(Problem): What follows is a listing to be transcribed exactly.

----

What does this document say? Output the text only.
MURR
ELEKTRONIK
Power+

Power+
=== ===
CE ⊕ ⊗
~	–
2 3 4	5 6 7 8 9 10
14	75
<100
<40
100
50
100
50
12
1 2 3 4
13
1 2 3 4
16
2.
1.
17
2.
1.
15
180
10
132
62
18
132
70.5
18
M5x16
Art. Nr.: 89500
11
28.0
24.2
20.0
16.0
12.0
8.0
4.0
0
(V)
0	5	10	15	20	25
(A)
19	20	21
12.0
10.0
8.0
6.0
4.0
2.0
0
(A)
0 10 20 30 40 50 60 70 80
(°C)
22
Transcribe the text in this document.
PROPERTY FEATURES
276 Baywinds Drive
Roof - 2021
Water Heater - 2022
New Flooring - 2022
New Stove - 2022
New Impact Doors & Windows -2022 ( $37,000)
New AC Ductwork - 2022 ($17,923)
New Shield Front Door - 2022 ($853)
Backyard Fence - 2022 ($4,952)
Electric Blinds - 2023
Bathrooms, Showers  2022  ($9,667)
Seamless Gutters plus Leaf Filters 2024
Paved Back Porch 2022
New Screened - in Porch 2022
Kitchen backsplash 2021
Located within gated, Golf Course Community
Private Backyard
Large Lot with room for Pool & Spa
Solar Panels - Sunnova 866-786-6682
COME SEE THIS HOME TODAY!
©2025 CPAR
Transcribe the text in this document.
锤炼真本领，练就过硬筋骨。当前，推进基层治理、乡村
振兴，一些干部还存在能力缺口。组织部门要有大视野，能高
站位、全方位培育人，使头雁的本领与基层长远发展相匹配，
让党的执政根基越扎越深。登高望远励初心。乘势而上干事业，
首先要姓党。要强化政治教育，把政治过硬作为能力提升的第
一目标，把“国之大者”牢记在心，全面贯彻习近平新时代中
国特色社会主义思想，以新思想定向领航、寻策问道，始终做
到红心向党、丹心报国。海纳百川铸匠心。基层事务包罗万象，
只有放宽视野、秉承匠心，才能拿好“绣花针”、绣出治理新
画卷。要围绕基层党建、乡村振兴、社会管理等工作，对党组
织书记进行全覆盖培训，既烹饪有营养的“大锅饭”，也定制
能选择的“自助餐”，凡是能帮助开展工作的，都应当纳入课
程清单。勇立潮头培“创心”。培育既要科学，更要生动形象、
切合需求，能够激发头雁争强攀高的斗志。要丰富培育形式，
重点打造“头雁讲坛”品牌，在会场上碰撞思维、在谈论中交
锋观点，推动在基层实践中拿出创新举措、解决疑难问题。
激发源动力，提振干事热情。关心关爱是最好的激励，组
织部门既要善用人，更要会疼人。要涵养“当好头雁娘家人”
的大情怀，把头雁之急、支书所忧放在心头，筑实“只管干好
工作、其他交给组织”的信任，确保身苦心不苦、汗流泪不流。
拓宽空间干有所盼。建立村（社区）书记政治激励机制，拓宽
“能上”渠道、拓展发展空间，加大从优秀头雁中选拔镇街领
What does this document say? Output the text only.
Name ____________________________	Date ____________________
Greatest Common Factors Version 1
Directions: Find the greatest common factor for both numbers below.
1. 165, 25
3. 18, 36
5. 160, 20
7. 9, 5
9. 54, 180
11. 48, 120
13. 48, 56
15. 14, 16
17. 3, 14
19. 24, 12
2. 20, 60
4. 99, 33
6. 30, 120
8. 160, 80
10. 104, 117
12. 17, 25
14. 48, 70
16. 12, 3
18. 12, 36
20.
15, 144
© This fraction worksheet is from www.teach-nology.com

----

(Complete answer):
What does this document say? Output the text only.
MURR
ELEKTRONIK
Power+

Power+
=== ===
CE ⊕ ⊗
~	–
2 3 4	5 6 7 8 9 10
14	75
<100
<40
100
50
100
50
12
1 2 3 4
13
1 2 3 4
16
2.
1.
17
2.
1.
15
180
10
132
62
18
132
70.5
18
M5x16
Art. Nr.: 89500
11
28.0
24.2
20.0
16.0
12.0
8.0
4.0
0
(V)
0	5	10	15	20	25
(A)
19	20	21
12.0
10.0
8.0
6.0
4.0
2.0
0
(A)
0 10 20 30 40 50 60 70 80
(°C)
22
Transcribe the text in this document.
PROPERTY FEATURES
276 Baywinds Drive
Roof - 2021
Water Heater - 2022
New Flooring - 2022
New Stove - 2022
New Impact Doors & Windows -2022 ( $37,000)
New AC Ductwork - 2022 ($17,923)
New Shield Front Door - 2022 ($853)
Backyard Fence - 2022 ($4,952)
Electric Blinds - 2023
Bathrooms, Showers  2022  ($9,667)
Seamless Gutters plus Leaf Filters 2024
Paved Back Porch 2022
New Screened - in Porch 2022
Kitchen backsplash 2021
Located within gated, Golf Course Community
Private Backyard
Large Lot with room for Pool & Spa
Solar Panels - Sunnova 866-786-6682
COME SEE THIS HOME TODAY!
©2025 CPAR
Transcribe the text in this document.
锤炼真本领，练就过硬筋骨。当前，推进基层治理、乡村
振兴，一些干部还存在能力缺口。组织部门要有大视野，能高
站位、全方位培育人，使头雁的本领与基层长远发展相匹配，
让党的执政根基越扎越深。登高望远励初心。乘势而上干事业，
首先要姓党。要强化政治教育，把政治过硬作为能力提升的第
一目标，把“国之大者”牢记在心，全面贯彻习近平新时代中
国特色社会主义思想，以新思想定向领航、寻策问道，始终做
到红心向党、丹心报国。海纳百川铸匠心。基层事务包罗万象，
只有放宽视野、秉承匠心，才能拿好“绣花针”、绣出治理新
画卷。要围绕基层党建、乡村振兴、社会管理等工作，对党组
织书记进行全覆盖培训，既烹饪有营养的“大锅饭”，也定制
能选择的“自助餐”，凡是能帮助开展工作的，都应当纳入课
程清单。勇立潮头培“创心”。培育既要科学，更要生动形象、
切合需求，能够激发头雁争强攀高的斗志。要丰富培育形式，
重点打造“头雁讲坛”品牌，在会场上碰撞思维、在谈论中交
锋观点，推动在基层实践中拿出创新举措、解决疑难问题。
激发源动力，提振干事热情。关心关爱是最好的激励，组
织部门既要善用人，更要会疼人。要涵养“当好头雁娘家人”
的大情怀，把头雁之急、支书所忧放在心头，筑实“只管干好
工作、其他交给组织”的信任，确保身苦心不苦、汗流泪不流。
拓宽空间干有所盼。建立村（社区）书记政治激励机制，拓宽
“能上”渠道、拓展发展空间，加大从优秀头雁中选拔镇街领
What does this document say? Output the text only.
Name ____________________________	Date ____________________
Greatest Common Factors Version 1
Directions: Find the greatest common factor for both numbers below.
1. 165, 25
3. 18, 36
5. 160, 20
7. 9, 5
9. 54, 180
11. 48, 120
13. 48, 56
15. 14, 16
17. 3, 14
19. 24, 12
2. 20, 60
4. 99, 33
6. 30, 120
8. 160, 80
10. 104, 117
12. 17, 25
14. 48, 70
16. 12, 3
18. 12, 36
20.
15, 144
© This fraction worksheet is from www.teach-nology.com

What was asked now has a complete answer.